• **GOAL**:
Each entry has to be copied exactly, with nothing missed.

• **Stored items from a collection**:
* * * *

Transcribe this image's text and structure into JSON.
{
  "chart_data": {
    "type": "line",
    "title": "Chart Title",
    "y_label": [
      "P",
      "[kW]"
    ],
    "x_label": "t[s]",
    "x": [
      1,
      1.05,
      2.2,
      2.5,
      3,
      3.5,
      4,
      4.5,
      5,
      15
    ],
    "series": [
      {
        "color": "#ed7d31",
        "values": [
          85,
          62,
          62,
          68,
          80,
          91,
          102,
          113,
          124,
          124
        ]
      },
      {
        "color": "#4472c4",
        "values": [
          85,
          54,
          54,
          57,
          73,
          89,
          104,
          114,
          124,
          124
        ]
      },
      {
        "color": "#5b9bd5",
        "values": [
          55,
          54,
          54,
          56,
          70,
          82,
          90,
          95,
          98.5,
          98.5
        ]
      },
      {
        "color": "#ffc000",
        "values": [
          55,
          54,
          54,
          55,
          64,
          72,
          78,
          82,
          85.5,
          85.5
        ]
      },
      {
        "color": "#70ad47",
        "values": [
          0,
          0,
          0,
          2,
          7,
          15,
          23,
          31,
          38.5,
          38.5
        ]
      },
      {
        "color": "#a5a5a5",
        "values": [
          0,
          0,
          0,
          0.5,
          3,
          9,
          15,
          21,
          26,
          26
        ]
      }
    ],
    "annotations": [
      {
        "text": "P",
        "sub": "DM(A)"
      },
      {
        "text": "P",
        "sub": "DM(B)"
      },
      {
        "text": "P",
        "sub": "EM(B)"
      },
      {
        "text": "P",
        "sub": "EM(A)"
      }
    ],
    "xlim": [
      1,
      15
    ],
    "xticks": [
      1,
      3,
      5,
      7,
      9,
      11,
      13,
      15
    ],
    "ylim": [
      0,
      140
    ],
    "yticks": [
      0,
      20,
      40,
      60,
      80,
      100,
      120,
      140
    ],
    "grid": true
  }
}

* * * *

• **RESULT FOR THIS EXERCISE**:
Transcribe this image's text and structure into JSON.
{
  "chart_data": {
    "type": "line",
    "title": "Chart Title",
    "y_label": [
      "P",
      "[kW]"
    ],
    "x_label": "t[s]",
    "x": [
      1,
      1.05,
      2.2,
      2.5,
      3,
      3.5,
      4,
      4.5,
      5,
      15
    ],
    "series": [
      {
        "color": "#ed7d31",
        "values": [
          85,
          62,
          62,
          68,
          80,
          91,
          102,
          113,
          124,
          124
        ]
      },
      {
        "color": "#4472c4",
        "values": [
          85,
          54,
          54,
          57,
          73,
          89,
          104,
          114,
          124,
          124
        ]
      },
      {
        "color": "#5b9bd5",
        "values": [
          55,
          54,
          54,
          56,
          70,
          82,
          90,
          95,
          98.5,
          98.5
        ]
      },
      {
        "color": "#ffc000",
        "values": [
          55,
          54,
          54,
          55,
          64,
          72,
          78,
          82,
          85.5,
          85.5
        ]
      },
      {
        "color": "#70ad47",
        "values": [
          0,
          0,
          0,
          2,
          7,
          15,
          23,
          31,
          38.5,
          38.5
        ]
      },
      {
        "color": "#a5a5a5",
        "values": [
          0,
          0,
          0,
          0.5,
          3,
          9,
          15,
          21,
          26,
          26
        ]
      }
    ],
    "annotations": [
      {
        "text": "P",
        "sub": "DM(A)"
      },
      {
        "text": "P",
        "sub": "DM(B)"
      },
      {
        "text": "P",
        "sub": "EM(B)"
      },
      {
        "text": "P",
        "sub": "EM(A)"
      }
    ],
    "xlim": [
      1,
      15
    ],
    "xticks": [
      1,
      3,
      5,
      7,
      9,
      11,
      13,
      15
    ],
    "ylim": [
      0,
      140
    ],
    "yticks": [
      0,
      20,
      40,
      60,
      80,
      100,
      120,
      140
    ],
    "grid": true
  }
}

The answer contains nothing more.